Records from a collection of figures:

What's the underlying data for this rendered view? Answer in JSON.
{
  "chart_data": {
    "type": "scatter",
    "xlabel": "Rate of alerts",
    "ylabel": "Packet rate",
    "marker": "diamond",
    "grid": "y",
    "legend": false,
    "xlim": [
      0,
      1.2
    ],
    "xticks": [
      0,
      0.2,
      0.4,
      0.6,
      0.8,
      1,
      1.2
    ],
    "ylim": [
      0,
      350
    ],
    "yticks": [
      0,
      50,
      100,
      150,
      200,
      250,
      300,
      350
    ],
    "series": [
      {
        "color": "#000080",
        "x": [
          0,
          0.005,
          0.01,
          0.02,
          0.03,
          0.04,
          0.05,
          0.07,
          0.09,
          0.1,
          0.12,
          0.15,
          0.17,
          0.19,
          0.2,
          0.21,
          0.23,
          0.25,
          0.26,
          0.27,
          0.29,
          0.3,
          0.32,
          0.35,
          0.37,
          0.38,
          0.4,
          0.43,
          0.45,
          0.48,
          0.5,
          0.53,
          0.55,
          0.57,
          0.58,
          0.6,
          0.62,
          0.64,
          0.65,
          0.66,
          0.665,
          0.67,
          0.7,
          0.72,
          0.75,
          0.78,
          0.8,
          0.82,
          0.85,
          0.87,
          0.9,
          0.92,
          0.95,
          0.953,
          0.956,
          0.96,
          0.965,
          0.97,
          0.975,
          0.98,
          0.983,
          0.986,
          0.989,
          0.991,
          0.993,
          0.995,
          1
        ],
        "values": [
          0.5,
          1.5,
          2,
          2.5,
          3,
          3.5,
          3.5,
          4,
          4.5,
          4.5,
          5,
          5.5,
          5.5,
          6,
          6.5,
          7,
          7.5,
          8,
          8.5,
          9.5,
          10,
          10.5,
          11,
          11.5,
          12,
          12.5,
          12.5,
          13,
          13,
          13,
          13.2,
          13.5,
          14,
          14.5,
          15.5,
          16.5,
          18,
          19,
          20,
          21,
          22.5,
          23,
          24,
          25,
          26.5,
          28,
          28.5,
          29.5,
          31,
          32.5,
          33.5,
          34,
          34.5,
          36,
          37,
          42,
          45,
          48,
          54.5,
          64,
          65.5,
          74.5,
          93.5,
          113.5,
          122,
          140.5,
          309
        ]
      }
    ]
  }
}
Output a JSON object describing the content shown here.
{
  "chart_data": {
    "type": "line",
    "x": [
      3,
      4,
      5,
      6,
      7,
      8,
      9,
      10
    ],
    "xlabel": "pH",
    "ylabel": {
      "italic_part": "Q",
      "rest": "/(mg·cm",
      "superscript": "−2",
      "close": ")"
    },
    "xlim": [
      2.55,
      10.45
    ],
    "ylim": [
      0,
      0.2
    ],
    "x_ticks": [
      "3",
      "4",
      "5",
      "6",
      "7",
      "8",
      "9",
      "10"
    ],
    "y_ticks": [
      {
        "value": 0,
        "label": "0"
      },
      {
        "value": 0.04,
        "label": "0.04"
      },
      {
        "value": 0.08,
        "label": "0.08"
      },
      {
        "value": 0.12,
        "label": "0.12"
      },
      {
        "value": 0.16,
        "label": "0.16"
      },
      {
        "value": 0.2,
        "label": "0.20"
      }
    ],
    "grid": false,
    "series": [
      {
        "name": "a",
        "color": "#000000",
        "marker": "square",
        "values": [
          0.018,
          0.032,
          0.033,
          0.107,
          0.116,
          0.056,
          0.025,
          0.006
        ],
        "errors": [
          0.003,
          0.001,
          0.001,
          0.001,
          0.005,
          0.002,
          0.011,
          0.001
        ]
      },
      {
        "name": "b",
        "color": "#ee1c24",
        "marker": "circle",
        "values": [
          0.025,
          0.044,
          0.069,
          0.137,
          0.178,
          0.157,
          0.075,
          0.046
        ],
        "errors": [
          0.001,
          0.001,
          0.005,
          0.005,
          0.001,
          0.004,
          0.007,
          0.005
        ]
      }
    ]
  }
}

Goal: In the records above, how many lines include "JSON"? Give that number and nothing more.

Correct result: 2